■ **TASK REQUIREMENTS**: Locate the string "私有词库是指添加的词条只有你可以调用和使用" in the listing below. Copy every line where it is found.

┏━━

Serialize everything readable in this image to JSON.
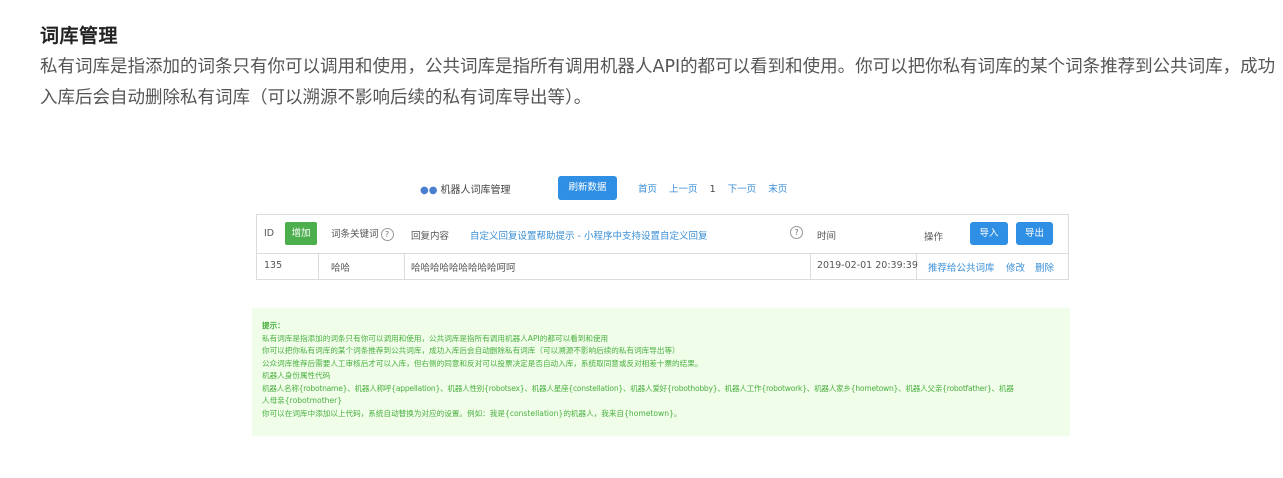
{
  "doc": {
    "title": "词库管理",
    "paragraph": "私有词库是指添加的词条只有你可以调用和使用，公共词库是指所有调用机器人API的都可以看到和使用。你可以把你私有词库的某个词条推荐到公共词库，成功入库后会自动删除私有词库（可以溯源不影响后续的私有词库导出等）。"
  },
  "screenshot": {
    "header": {
      "title": "机器人词库管理",
      "refresh_label": "刷新数据",
      "pager": {
        "first": "首页",
        "prev": "上一页",
        "current": "1",
        "next": "下一页",
        "last": "末页"
      }
    },
    "table": {
      "columns": {
        "id": "ID",
        "add": "增加",
        "keyword": "词条关键词",
        "reply": "回复内容",
        "help_link": "自定义回复设置帮助提示 - 小程序中支持设置自定义回复",
        "time": "时间",
        "ops": "操作",
        "import": "导入",
        "export": "导出"
      },
      "rows": [
        {
          "id": "135",
          "keyword": "哈哈",
          "reply": "哈哈哈哈哈哈哈哈哈呵呵",
          "time": "2019-02-01 20:39:39",
          "recommend": "推荐给公共词库",
          "edit": "修改",
          "delete": "删除"
        }
      ]
    },
    "hint": {
      "lines": [
        "提示：",
        "私有词库是指添加的词条只有你可以调用和使用，公共词库是指所有调用机器人API的都可以看到和使用",
        "你可以把你私有词库的某个词条推荐到公共词库，成功入库后会自动删除私有词库（可以溯源不影响后续的私有词库导出等）",
        "公众词库推荐后需要人工审核后才可以入库，但右侧的同意和反对可以投票决定是否自动入库，系统取同意或反对相差十票的结果。",
        "机器人身份属性代码",
        "机器人名称{robotname}、机器人称呼{appellation}、机器人性别{robotsex}、机器人星座{constellation}、机器人爱好{robothobby}、机器人工作{robotwork}、机器人家乡{hometown}、机器人父亲{robotfather}、机器",
        "人母亲{robotmother}",
        "你可以在词库中添加以上代码，系统自动替换为对应的设置。例如：我是{constellation}的机器人，我来自{hometown}。"
      ]
    }
  }
}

┗━━

■ **OUTPUT FOR THIS EXERCISE**:
    "paragraph": "私有词库是指添加的词条只有你可以调用和使用，公共词库是指所有调用机器人API的都可以看到和使用。你可以把你私有词库的某个词条推荐到公共词库，成功入库后会自动删除私有词库（可以溯源不影响后续的私有词库导出等）。"
        "私有词库是指添加的词条只有你可以调用和使用，公共词库是指所有调用机器人API的都可以看到和使用",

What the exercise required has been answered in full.